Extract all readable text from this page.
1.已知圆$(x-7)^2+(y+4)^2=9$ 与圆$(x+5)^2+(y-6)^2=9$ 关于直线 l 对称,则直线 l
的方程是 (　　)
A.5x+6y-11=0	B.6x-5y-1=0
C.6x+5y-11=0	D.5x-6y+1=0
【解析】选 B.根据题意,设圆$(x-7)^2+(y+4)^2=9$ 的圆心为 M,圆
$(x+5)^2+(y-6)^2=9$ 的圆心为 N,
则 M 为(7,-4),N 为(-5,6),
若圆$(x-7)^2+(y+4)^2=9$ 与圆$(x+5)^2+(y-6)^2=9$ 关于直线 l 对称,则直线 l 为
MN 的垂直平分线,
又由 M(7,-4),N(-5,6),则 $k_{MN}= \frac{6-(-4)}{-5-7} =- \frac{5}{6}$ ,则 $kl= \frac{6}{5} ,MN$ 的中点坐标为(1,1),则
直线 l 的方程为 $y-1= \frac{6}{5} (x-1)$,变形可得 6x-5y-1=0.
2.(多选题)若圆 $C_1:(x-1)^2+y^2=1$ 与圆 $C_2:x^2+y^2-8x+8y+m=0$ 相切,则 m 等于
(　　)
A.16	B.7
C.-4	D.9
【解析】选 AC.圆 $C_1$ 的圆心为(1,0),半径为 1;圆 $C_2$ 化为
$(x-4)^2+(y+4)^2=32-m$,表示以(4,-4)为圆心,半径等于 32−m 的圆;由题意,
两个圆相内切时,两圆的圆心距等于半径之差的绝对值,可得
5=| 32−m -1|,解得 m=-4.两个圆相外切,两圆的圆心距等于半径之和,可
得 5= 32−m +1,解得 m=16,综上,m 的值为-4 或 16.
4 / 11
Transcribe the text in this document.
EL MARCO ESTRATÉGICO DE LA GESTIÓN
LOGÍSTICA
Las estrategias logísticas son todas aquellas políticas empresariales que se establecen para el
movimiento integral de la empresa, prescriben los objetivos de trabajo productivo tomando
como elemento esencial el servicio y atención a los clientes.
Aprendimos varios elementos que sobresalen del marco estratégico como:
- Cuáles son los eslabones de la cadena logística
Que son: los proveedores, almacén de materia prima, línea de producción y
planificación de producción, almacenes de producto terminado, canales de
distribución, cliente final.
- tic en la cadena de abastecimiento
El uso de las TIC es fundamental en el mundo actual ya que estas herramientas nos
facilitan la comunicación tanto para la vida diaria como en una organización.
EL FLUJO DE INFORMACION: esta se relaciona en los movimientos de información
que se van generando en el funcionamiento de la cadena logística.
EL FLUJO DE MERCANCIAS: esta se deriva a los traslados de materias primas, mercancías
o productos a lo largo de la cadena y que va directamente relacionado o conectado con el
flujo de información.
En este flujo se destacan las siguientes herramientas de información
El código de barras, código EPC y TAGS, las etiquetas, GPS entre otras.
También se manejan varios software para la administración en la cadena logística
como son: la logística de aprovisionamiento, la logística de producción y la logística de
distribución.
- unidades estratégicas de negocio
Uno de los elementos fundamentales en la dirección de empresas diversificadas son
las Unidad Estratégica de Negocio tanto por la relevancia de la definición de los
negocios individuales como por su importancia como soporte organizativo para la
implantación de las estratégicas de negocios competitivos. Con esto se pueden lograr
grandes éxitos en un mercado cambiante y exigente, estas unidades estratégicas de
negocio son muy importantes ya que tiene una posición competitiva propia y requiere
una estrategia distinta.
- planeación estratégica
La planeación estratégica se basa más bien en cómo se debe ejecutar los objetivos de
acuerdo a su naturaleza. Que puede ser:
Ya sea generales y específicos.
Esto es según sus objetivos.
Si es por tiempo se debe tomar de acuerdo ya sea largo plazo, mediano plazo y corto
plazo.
# # # # # # #
Set problem:
Lines holding the word "para" in the entries above are the ones to pull out. Copy them all.

Task answer:
Las estrategias logísticas son todas aquellas políticas empresariales que se establecen para el
facilitan la comunicación tanto para la vida diaria como en una organización.
También se manejan varios software para la administración en la cadena logística
negocios individuales como por su importancia como soporte organizativo para la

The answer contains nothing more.